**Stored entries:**
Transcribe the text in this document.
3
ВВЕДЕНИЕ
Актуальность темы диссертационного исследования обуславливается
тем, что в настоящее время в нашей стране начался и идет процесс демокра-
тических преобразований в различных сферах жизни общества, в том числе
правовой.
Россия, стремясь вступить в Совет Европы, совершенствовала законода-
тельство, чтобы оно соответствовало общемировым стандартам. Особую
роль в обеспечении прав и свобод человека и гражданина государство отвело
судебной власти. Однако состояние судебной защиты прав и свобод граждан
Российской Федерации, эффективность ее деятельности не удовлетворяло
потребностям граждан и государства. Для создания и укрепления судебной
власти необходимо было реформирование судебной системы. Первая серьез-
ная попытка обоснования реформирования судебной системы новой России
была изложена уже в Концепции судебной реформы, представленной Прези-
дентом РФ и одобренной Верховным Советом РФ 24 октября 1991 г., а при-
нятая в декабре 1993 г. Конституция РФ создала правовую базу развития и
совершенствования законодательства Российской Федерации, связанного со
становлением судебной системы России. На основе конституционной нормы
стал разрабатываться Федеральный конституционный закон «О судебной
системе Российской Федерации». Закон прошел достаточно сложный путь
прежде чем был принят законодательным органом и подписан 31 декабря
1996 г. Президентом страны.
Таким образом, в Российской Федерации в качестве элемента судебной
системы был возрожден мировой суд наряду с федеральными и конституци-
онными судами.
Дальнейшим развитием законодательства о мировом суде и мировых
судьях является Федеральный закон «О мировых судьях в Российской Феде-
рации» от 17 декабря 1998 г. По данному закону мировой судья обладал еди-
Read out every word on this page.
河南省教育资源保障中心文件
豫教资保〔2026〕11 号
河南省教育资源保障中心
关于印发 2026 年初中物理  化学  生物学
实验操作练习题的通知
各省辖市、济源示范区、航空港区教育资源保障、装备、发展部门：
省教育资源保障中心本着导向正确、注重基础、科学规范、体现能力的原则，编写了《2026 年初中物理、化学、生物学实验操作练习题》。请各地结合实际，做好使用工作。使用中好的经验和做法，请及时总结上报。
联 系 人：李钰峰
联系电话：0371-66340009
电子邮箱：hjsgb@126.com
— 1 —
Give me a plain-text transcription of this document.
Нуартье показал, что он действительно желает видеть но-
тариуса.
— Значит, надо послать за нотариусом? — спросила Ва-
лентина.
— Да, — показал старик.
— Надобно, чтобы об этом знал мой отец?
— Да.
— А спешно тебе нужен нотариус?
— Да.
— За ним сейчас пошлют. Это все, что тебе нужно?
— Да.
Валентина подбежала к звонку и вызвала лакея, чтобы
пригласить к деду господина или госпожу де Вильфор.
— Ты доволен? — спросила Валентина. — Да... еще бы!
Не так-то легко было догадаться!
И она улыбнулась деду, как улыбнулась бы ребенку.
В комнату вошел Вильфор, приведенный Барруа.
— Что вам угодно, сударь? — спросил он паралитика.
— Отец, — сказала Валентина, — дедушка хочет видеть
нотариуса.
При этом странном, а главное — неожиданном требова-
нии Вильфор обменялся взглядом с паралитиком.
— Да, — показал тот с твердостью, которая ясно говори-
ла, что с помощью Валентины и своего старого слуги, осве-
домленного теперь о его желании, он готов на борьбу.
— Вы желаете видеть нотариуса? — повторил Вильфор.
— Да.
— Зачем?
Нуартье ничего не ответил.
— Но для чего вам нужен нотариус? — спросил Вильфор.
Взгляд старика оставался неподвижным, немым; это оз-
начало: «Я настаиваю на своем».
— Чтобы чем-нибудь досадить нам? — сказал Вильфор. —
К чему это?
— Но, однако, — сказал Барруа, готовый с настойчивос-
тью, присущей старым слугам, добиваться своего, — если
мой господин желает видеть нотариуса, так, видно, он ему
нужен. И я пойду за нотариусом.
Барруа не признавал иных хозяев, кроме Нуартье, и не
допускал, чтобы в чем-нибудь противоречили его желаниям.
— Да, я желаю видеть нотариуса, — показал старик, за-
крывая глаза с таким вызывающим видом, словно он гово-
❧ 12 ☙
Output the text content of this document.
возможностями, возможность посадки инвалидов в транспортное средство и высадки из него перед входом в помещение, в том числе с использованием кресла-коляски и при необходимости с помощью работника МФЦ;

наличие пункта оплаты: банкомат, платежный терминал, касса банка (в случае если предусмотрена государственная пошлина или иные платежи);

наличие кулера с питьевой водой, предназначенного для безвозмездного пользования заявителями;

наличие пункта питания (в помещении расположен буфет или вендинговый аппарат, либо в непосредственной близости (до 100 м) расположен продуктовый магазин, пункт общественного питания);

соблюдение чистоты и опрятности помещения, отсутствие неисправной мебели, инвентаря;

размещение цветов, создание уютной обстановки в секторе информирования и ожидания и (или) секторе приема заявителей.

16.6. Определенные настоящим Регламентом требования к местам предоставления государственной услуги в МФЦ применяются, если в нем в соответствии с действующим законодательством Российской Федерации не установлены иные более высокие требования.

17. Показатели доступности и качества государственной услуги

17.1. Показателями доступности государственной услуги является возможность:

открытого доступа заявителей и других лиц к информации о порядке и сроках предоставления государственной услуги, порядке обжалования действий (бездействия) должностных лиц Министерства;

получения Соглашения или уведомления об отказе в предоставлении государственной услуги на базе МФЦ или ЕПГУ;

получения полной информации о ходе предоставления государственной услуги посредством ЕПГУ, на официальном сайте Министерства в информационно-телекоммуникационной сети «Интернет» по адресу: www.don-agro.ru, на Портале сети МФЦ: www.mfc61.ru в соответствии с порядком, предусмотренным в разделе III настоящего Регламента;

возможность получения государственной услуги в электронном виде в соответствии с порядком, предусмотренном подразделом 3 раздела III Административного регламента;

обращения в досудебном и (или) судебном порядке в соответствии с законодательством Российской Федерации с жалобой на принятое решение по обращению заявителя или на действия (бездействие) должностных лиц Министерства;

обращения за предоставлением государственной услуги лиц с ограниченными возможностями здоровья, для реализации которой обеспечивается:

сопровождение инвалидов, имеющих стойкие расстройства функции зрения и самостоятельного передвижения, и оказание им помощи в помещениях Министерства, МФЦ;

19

**CHALLENGE:** Return every record, word for word.

**ANSWER TO THIS TASK:**
Transcribe the text in this document.
3
ВВЕДЕНИЕ
Актуальность темы диссертационного исследования обуславливается
тем, что в настоящее время в нашей стране начался и идет процесс демокра-
тических преобразований в различных сферах жизни общества, в том числе
правовой.
Россия, стремясь вступить в Совет Европы, совершенствовала законода-
тельство, чтобы оно соответствовало общемировым стандартам. Особую
роль в обеспечении прав и свобод человека и гражданина государство отвело
судебной власти. Однако состояние судебной защиты прав и свобод граждан
Российской Федерации, эффективность ее деятельности не удовлетворяло
потребностям граждан и государства. Для создания и укрепления судебной
власти необходимо было реформирование судебной системы. Первая серьез-
ная попытка обоснования реформирования судебной системы новой России
была изложена уже в Концепции судебной реформы, представленной Прези-
дентом РФ и одобренной Верховным Советом РФ 24 октября 1991 г., а при-
нятая в декабре 1993 г. Конституция РФ создала правовую базу развития и
совершенствования законодательства Российской Федерации, связанного со
становлением судебной системы России. На основе конституционной нормы
стал разрабатываться Федеральный конституционный закон «О судебной
системе Российской Федерации». Закон прошел достаточно сложный путь
прежде чем был принят законодательным органом и подписан 31 декабря
1996 г. Президентом страны.
Таким образом, в Российской Федерации в качестве элемента судебной
системы был возрожден мировой суд наряду с федеральными и конституци-
онными судами.
Дальнейшим развитием законодательства о мировом суде и мировых
судьях является Федеральный закон «О мировых судьях в Российской Феде-
рации» от 17 декабря 1998 г. По данному закону мировой судья обладал еди-
Read out every word on this page.
河南省教育资源保障中心文件
豫教资保〔2026〕11 号
河南省教育资源保障中心
关于印发 2026 年初中物理  化学  生物学
实验操作练习题的通知
各省辖市、济源示范区、航空港区教育资源保障、装备、发展部门：
省教育资源保障中心本着导向正确、注重基础、科学规范、体现能力的原则，编写了《2026 年初中物理、化学、生物学实验操作练习题》。请各地结合实际，做好使用工作。使用中好的经验和做法，请及时总结上报。
联 系 人：李钰峰
联系电话：0371-66340009
电子邮箱：hjsgb@126.com
— 1 —
Give me a plain-text transcription of this document.
Нуартье показал, что он действительно желает видеть но-
тариуса.
— Значит, надо послать за нотариусом? — спросила Ва-
лентина.
— Да, — показал старик.
— Надобно, чтобы об этом знал мой отец?
— Да.
— А спешно тебе нужен нотариус?
— Да.
— За ним сейчас пошлют. Это все, что тебе нужно?
— Да.
Валентина подбежала к звонку и вызвала лакея, чтобы
пригласить к деду господина или госпожу де Вильфор.
— Ты доволен? — спросила Валентина. — Да... еще бы!
Не так-то легко было догадаться!
И она улыбнулась деду, как улыбнулась бы ребенку.
В комнату вошел Вильфор, приведенный Барруа.
— Что вам угодно, сударь? — спросил он паралитика.
— Отец, — сказала Валентина, — дедушка хочет видеть
нотариуса.
При этом странном, а главное — неожиданном требова-
нии Вильфор обменялся взглядом с паралитиком.
— Да, — показал тот с твердостью, которая ясно говори-
ла, что с помощью Валентины и своего старого слуги, осве-
домленного теперь о его желании, он готов на борьбу.
— Вы желаете видеть нотариуса? — повторил Вильфор.
— Да.
— Зачем?
Нуартье ничего не ответил.
— Но для чего вам нужен нотариус? — спросил Вильфор.
Взгляд старика оставался неподвижным, немым; это оз-
начало: «Я настаиваю на своем».
— Чтобы чем-нибудь досадить нам? — сказал Вильфор. —
К чему это?
— Но, однако, — сказал Барруа, готовый с настойчивос-
тью, присущей старым слугам, добиваться своего, — если
мой господин желает видеть нотариуса, так, видно, он ему
нужен. И я пойду за нотариусом.
Барруа не признавал иных хозяев, кроме Нуартье, и не
допускал, чтобы в чем-нибудь противоречили его желаниям.
— Да, я желаю видеть нотариуса, — показал старик, за-
крывая глаза с таким вызывающим видом, словно он гово-
❧ 12 ☙
Output the text content of this document.
возможностями, возможность посадки инвалидов в транспортное средство и высадки из него перед входом в помещение, в том числе с использованием кресла-коляски и при необходимости с помощью работника МФЦ;

наличие пункта оплаты: банкомат, платежный терминал, касса банка (в случае если предусмотрена государственная пошлина или иные платежи);

наличие кулера с питьевой водой, предназначенного для безвозмездного пользования заявителями;

наличие пункта питания (в помещении расположен буфет или вендинговый аппарат, либо в непосредственной близости (до 100 м) расположен продуктовый магазин, пункт общественного питания);

соблюдение чистоты и опрятности помещения, отсутствие неисправной мебели, инвентаря;

размещение цветов, создание уютной обстановки в секторе информирования и ожидания и (или) секторе приема заявителей.

16.6. Определенные настоящим Регламентом требования к местам предоставления государственной услуги в МФЦ применяются, если в нем в соответствии с действующим законодательством Российской Федерации не установлены иные более высокие требования.

17. Показатели доступности и качества государственной услуги

17.1. Показателями доступности государственной услуги является возможность:

открытого доступа заявителей и других лиц к информации о порядке и сроках предоставления государственной услуги, порядке обжалования действий (бездействия) должностных лиц Министерства;

получения Соглашения или уведомления об отказе в предоставлении государственной услуги на базе МФЦ или ЕПГУ;

получения полной информации о ходе предоставления государственной услуги посредством ЕПГУ, на официальном сайте Министерства в информационно-телекоммуникационной сети «Интернет» по адресу: www.don-agro.ru, на Портале сети МФЦ: www.mfc61.ru в соответствии с порядком, предусмотренным в разделе III настоящего Регламента;

возможность получения государственной услуги в электронном виде в соответствии с порядком, предусмотренном подразделом 3 раздела III Административного регламента;

обращения в досудебном и (или) судебном порядке в соответствии с законодательством Российской Федерации с жалобой на принятое решение по обращению заявителя или на действия (бездействие) должностных лиц Министерства;

обращения за предоставлением государственной услуги лиц с ограниченными возможностями здоровья, для реализации которой обеспечивается:

сопровождение инвалидов, имеющих стойкие расстройства функции зрения и самостоятельного передвижения, и оказание им помощи в помещениях Министерства, МФЦ;

19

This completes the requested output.